● Goal:
Return all of the entries exactly as written.

(Figure record listings)
::::::

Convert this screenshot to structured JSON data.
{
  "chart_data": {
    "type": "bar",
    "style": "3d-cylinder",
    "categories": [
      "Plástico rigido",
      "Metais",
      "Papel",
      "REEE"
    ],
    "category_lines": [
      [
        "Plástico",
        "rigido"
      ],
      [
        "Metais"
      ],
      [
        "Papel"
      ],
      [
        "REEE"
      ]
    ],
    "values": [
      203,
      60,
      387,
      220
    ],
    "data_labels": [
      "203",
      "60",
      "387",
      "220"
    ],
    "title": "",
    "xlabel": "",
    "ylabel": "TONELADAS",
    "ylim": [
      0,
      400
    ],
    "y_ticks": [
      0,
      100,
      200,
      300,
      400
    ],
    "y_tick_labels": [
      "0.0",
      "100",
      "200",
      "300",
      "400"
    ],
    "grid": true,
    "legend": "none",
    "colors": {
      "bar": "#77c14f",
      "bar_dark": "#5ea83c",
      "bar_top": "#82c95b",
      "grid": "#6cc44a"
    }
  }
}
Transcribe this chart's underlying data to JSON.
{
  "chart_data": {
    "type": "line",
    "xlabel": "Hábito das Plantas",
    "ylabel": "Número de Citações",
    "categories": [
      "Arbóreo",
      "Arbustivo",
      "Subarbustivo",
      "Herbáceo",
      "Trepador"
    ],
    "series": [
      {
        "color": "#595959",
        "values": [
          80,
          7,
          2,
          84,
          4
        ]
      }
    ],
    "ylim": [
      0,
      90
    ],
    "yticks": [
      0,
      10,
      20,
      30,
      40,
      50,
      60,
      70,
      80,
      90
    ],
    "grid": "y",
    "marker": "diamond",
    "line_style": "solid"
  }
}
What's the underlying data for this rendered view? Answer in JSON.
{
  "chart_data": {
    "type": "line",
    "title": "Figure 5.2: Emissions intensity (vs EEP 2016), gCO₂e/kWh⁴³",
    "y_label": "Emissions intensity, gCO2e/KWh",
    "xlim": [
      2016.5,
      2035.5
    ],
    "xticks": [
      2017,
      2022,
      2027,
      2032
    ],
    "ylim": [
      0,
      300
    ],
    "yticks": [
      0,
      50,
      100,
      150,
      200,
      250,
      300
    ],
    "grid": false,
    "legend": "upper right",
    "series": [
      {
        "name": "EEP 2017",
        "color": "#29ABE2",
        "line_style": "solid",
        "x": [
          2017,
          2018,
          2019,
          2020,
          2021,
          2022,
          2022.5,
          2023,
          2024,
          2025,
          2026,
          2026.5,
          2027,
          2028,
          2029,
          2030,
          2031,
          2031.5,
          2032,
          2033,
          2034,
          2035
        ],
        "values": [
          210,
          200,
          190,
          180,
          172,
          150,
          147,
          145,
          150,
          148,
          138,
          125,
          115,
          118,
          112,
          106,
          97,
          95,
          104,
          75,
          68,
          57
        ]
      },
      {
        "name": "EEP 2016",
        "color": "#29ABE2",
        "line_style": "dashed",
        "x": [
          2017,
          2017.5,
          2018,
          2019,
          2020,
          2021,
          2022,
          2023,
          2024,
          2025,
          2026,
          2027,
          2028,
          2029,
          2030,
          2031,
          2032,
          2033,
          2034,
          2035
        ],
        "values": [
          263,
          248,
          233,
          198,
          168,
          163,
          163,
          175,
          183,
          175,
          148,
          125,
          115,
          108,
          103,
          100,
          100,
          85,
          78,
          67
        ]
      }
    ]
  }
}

::::::

● Exercise answer:
Convert this screenshot to structured JSON data.
{
  "chart_data": {
    "type": "bar",
    "style": "3d-cylinder",
    "categories": [
      "Plástico rigido",
      "Metais",
      "Papel",
      "REEE"
    ],
    "category_lines": [
      [
        "Plástico",
        "rigido"
      ],
      [
        "Metais"
      ],
      [
        "Papel"
      ],
      [
        "REEE"
      ]
    ],
    "values": [
      203,
      60,
      387,
      220
    ],
    "data_labels": [
      "203",
      "60",
      "387",
      "220"
    ],
    "title": "",
    "xlabel": "",
    "ylabel": "TONELADAS",
    "ylim": [
      0,
      400
    ],
    "y_ticks": [
      0,
      100,
      200,
      300,
      400
    ],
    "y_tick_labels": [
      "0.0",
      "100",
      "200",
      "300",
      "400"
    ],
    "grid": true,
    "legend": "none",
    "colors": {
      "bar": "#77c14f",
      "bar_dark": "#5ea83c",
      "bar_top": "#82c95b",
      "grid": "#6cc44a"
    }
  }
}
Transcribe this chart's underlying data to JSON.
{
  "chart_data": {
    "type": "line",
    "xlabel": "Hábito das Plantas",
    "ylabel": "Número de Citações",
    "categories": [
      "Arbóreo",
      "Arbustivo",
      "Subarbustivo",
      "Herbáceo",
      "Trepador"
    ],
    "series": [
      {
        "color": "#595959",
        "values": [
          80,
          7,
          2,
          84,
          4
        ]
      }
    ],
    "ylim": [
      0,
      90
    ],
    "yticks": [
      0,
      10,
      20,
      30,
      40,
      50,
      60,
      70,
      80,
      90
    ],
    "grid": "y",
    "marker": "diamond",
    "line_style": "solid"
  }
}
What's the underlying data for this rendered view? Answer in JSON.
{
  "chart_data": {
    "type": "line",
    "title": "Figure 5.2: Emissions intensity (vs EEP 2016), gCO₂e/kWh⁴³",
    "y_label": "Emissions intensity, gCO2e/KWh",
    "xlim": [
      2016.5,
      2035.5
    ],
    "xticks": [
      2017,
      2022,
      2027,
      2032
    ],
    "ylim": [
      0,
      300
    ],
    "yticks": [
      0,
      50,
      100,
      150,
      200,
      250,
      300
    ],
    "grid": false,
    "legend": "upper right",
    "series": [
      {
        "name": "EEP 2017",
        "color": "#29ABE2",
        "line_style": "solid",
        "x": [
          2017,
          2018,
          2019,
          2020,
          2021,
          2022,
          2022.5,
          2023,
          2024,
          2025,
          2026,
          2026.5,
          2027,
          2028,
          2029,
          2030,
          2031,
          2031.5,
          2032,
          2033,
          2034,
          2035
        ],
        "values": [
          210,
          200,
          190,
          180,
          172,
          150,
          147,
          145,
          150,
          148,
          138,
          125,
          115,
          118,
          112,
          106,
          97,
          95,
          104,
          75,
          68,
          57
        ]
      },
      {
        "name": "EEP 2016",
        "color": "#29ABE2",
        "line_style": "dashed",
        "x": [
          2017,
          2017.5,
          2018,
          2019,
          2020,
          2021,
          2022,
          2023,
          2024,
          2025,
          2026,
          2027,
          2028,
          2029,
          2030,
          2031,
          2032,
          2033,
          2034,
          2035
        ],
        "values": [
          263,
          248,
          233,
          198,
          168,
          163,
          163,
          175,
          183,
          175,
          148,
          125,
          115,
          108,
          103,
          100,
          100,
          85,
          78,
          67
        ]
      }
    ]
  }
}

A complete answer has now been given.